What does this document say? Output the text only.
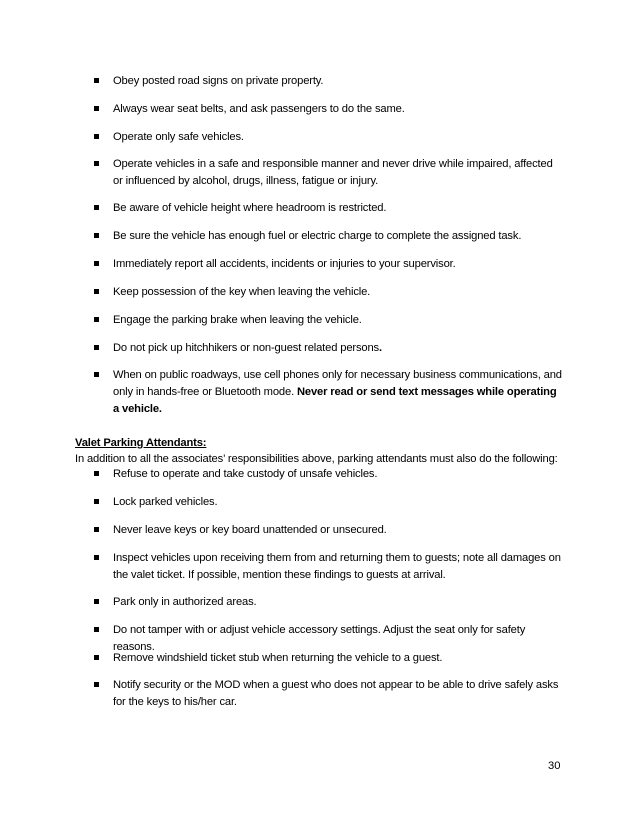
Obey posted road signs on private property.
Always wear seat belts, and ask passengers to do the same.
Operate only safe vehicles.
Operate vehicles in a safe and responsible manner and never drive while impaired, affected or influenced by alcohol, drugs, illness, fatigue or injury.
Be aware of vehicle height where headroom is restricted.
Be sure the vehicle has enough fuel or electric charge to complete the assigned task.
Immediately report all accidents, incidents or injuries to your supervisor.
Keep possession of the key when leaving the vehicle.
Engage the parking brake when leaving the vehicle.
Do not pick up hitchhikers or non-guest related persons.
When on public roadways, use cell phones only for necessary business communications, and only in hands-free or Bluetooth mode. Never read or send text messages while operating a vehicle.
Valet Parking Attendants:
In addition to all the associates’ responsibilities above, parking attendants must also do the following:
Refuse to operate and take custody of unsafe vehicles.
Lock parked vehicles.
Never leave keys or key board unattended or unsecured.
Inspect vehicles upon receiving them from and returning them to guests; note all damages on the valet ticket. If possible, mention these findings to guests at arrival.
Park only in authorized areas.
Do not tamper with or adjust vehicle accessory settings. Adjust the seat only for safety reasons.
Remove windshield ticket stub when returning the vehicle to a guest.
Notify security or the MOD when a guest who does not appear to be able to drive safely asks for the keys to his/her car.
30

# # # # # # #

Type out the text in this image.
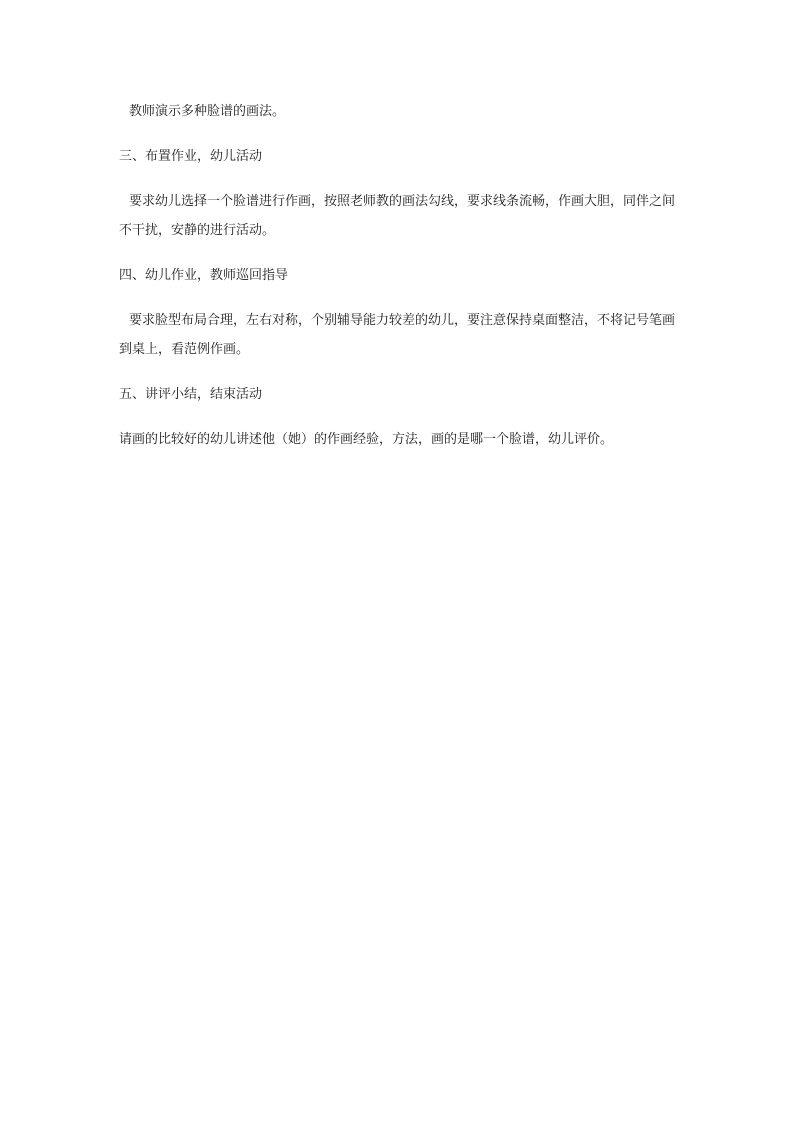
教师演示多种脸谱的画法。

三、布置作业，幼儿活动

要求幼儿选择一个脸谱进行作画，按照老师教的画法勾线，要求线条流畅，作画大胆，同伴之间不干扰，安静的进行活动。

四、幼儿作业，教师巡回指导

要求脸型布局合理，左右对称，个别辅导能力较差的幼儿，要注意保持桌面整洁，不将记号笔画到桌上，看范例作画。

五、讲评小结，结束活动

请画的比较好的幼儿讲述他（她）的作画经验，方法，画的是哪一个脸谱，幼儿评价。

# # # # # # #

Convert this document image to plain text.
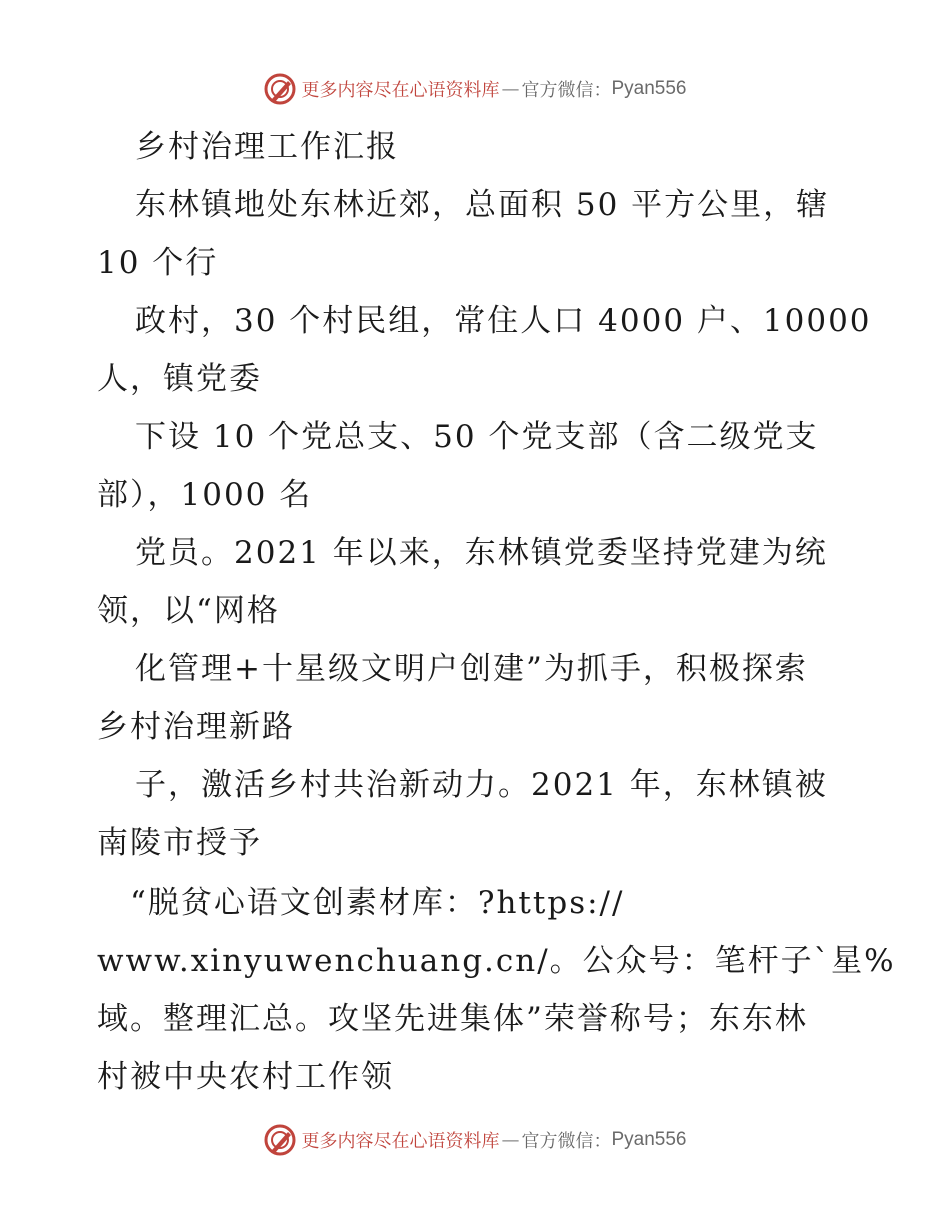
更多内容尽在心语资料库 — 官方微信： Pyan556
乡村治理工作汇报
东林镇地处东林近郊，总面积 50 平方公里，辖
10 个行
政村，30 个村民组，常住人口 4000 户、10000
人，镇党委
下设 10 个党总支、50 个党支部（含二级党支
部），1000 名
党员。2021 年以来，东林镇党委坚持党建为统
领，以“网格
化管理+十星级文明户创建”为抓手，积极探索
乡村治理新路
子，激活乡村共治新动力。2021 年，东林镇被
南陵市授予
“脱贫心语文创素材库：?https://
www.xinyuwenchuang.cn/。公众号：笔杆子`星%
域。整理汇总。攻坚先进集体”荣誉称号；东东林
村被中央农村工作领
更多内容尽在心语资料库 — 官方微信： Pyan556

# # # # # # #

Task —
Read the entries and show each line that mentions "leaving".

Task solution —
Keep possession of the key when leaving the vehicle.
Engage the parking brake when leaving the vehicle.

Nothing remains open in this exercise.